• Records about charts and figures

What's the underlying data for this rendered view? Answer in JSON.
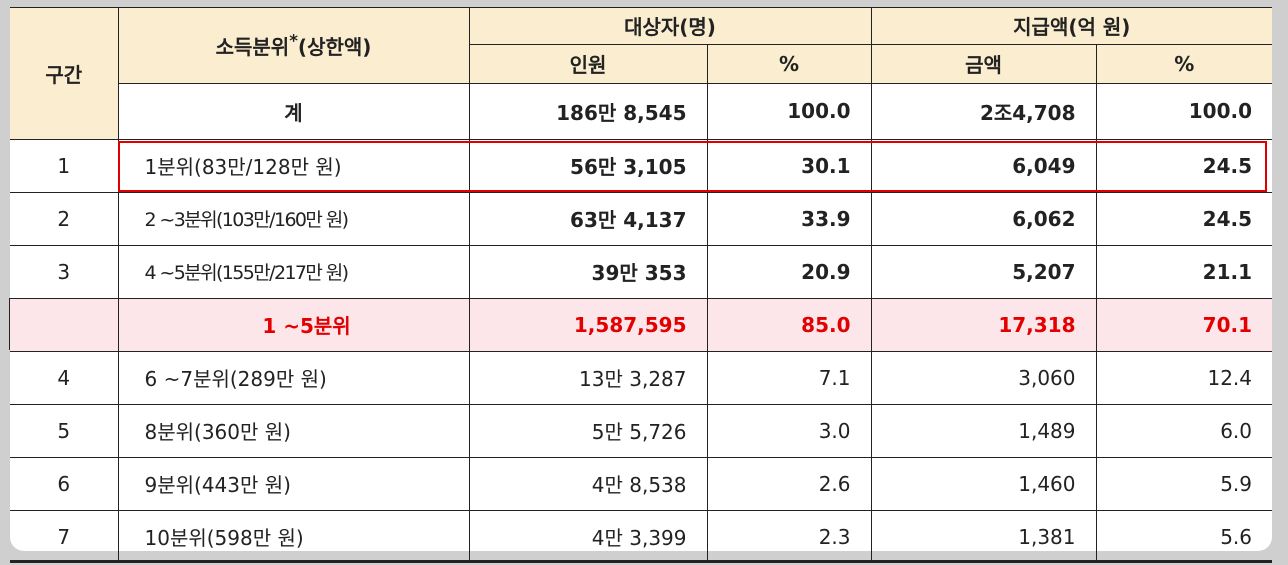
{
  "header": {
    "band": "구간",
    "quantile": "소득분위",
    "quantile_star": "*",
    "quantile_suffix": "(상한액)",
    "recipients": "대상자(명)",
    "amount": "지급액(억 원)",
    "people": "인원",
    "pct1": "%",
    "money": "금액",
    "pct2": "%"
  },
  "total": {
    "label": "계",
    "people": "186만 8,545",
    "pct1": "100.0",
    "amount": "2조4,708",
    "pct2": "100.0"
  },
  "rows": [
    {
      "band": "1",
      "label": "1분위(83만/128만 원)",
      "people": "56만 3,105",
      "pct1": "30.1",
      "amount": "6,049",
      "pct2": "24.5"
    },
    {
      "band": "2",
      "label": "2 ~3분위(103만/160만 원)",
      "people": "63만 4,137",
      "pct1": "33.9",
      "amount": "6,062",
      "pct2": "24.5"
    },
    {
      "band": "3",
      "label": "4 ~5분위(155만/217만 원)",
      "people": "39만 353",
      "pct1": "20.9",
      "amount": "5,207",
      "pct2": "21.1"
    }
  ],
  "subtotal": {
    "band": "",
    "label": "1 ~5분위",
    "people": "1,587,595",
    "pct1": "85.0",
    "amount": "17,318",
    "pct2": "70.1"
  },
  "rows2": [
    {
      "band": "4",
      "label": "6 ~7분위(289만 원)",
      "people": "13만 3,287",
      "pct1": "7.1",
      "amount": "3,060",
      "pct2": "12.4"
    },
    {
      "band": "5",
      "label": "8분위(360만 원)",
      "people": "5만 5,726",
      "pct1": "3.0",
      "amount": "1,489",
      "pct2": "6.0"
    },
    {
      "band": "6",
      "label": "9분위(443만 원)",
      "people": "4만 8,538",
      "pct1": "2.6",
      "amount": "1,460",
      "pct2": "5.9"
    },
    {
      "band": "7",
      "label": "10분위(598만 원)",
      "people": "4만 3,399",
      "pct1": "2.3",
      "amount": "1,381",
      "pct2": "5.6"
    }
  ],
  "colors": {
    "header_bg": "#fbeed0",
    "highlight_bg": "#fde6e9",
    "highlight_text": "#e20000",
    "frame": "#e00000"
  }
}
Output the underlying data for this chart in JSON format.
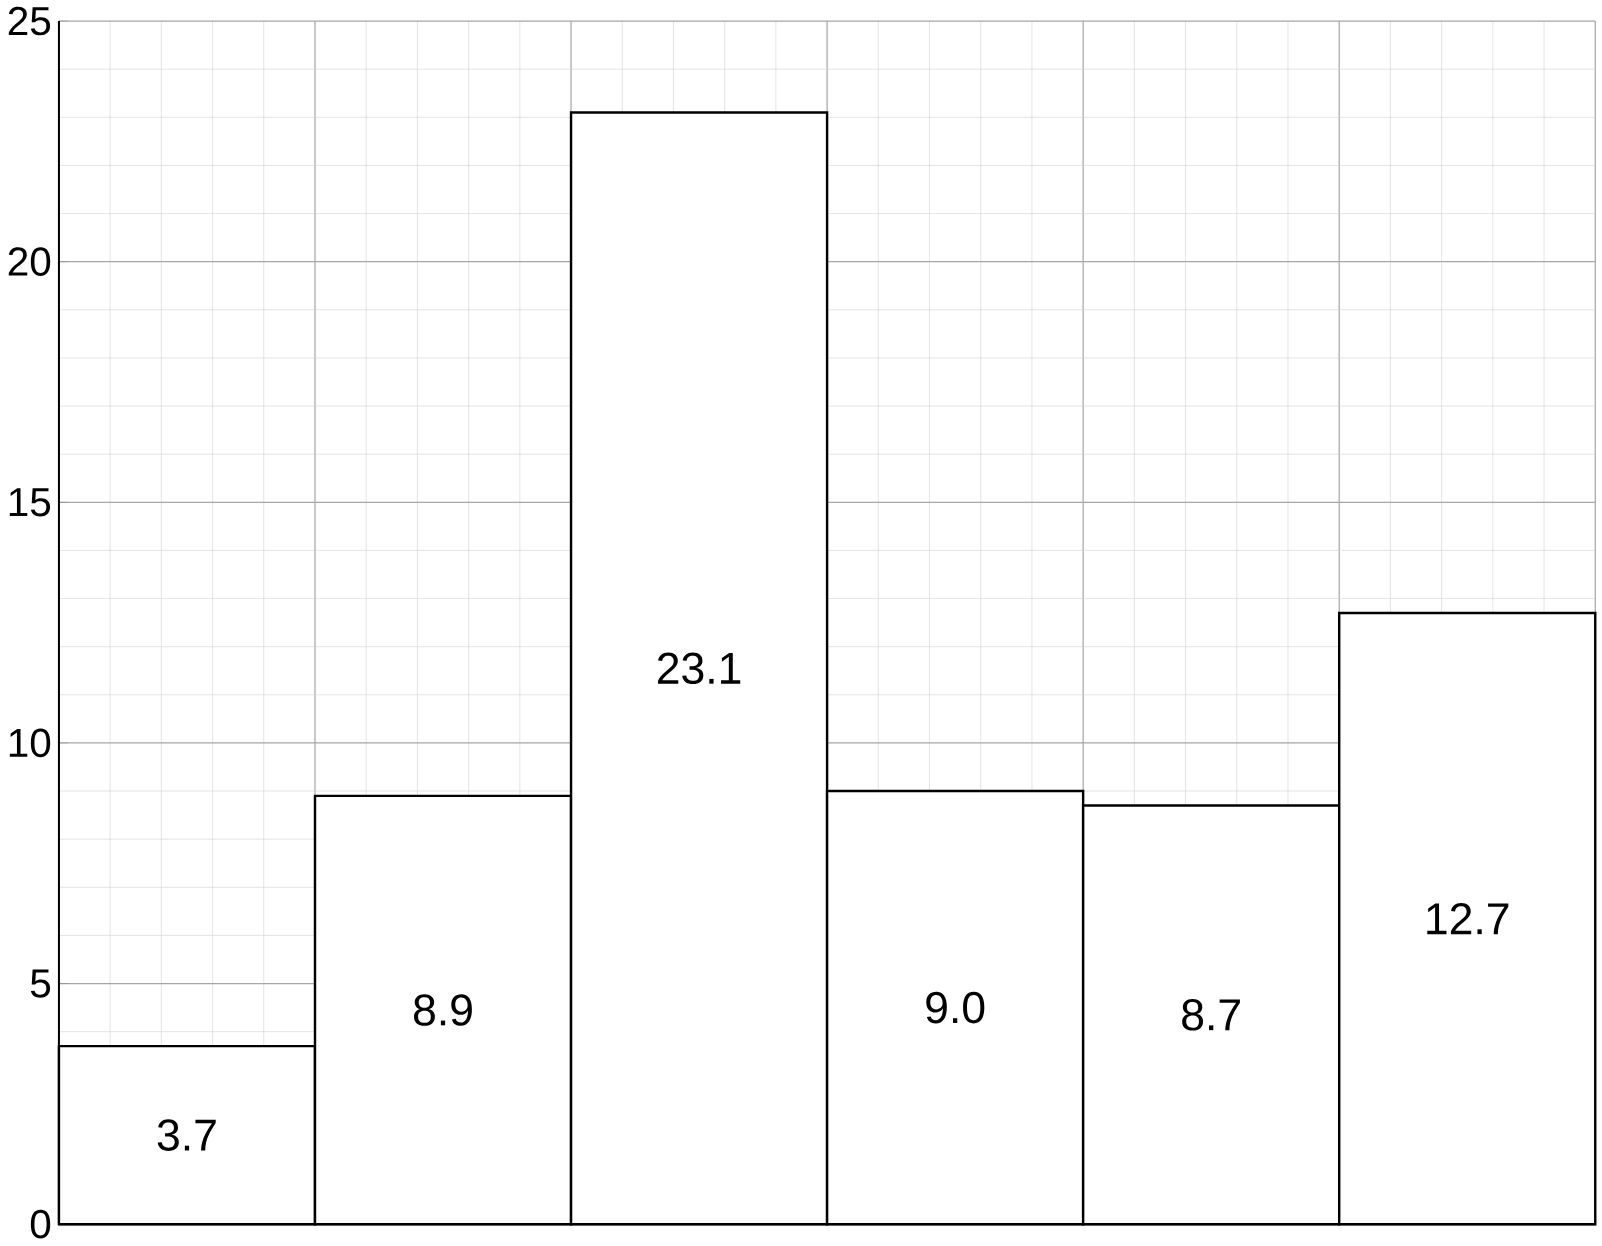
{
  "chart_data": {
    "type": "bar",
    "categories": [
      null,
      null,
      null,
      null,
      null,
      null
    ],
    "values": [
      3.7,
      8.9,
      23.1,
      9.0,
      8.7,
      12.7
    ],
    "value_labels": [
      "3.7",
      "8.9",
      "23.1",
      "9.0",
      "8.7",
      "12.7"
    ],
    "color": "#000000",
    "ylim": [
      0,
      25
    ],
    "yticks": [
      0,
      5,
      10,
      15,
      20,
      25
    ],
    "grid": true,
    "tick_labels": "y"
  }
}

• Direction
Scan the material above for the string "people" and report each line where you find it.

• Solution for this exercise
    "people": "인원",
    "people": "186만 8,545",
      "people": "56만 3,105",
      "people": "63만 4,137",
      "people": "39만 353",
    "people": "1,587,595",
      "people": "13만 3,287",
      "people": "5만 5,726",
      "people": "4만 8,538",
      "people": "4만 3,399",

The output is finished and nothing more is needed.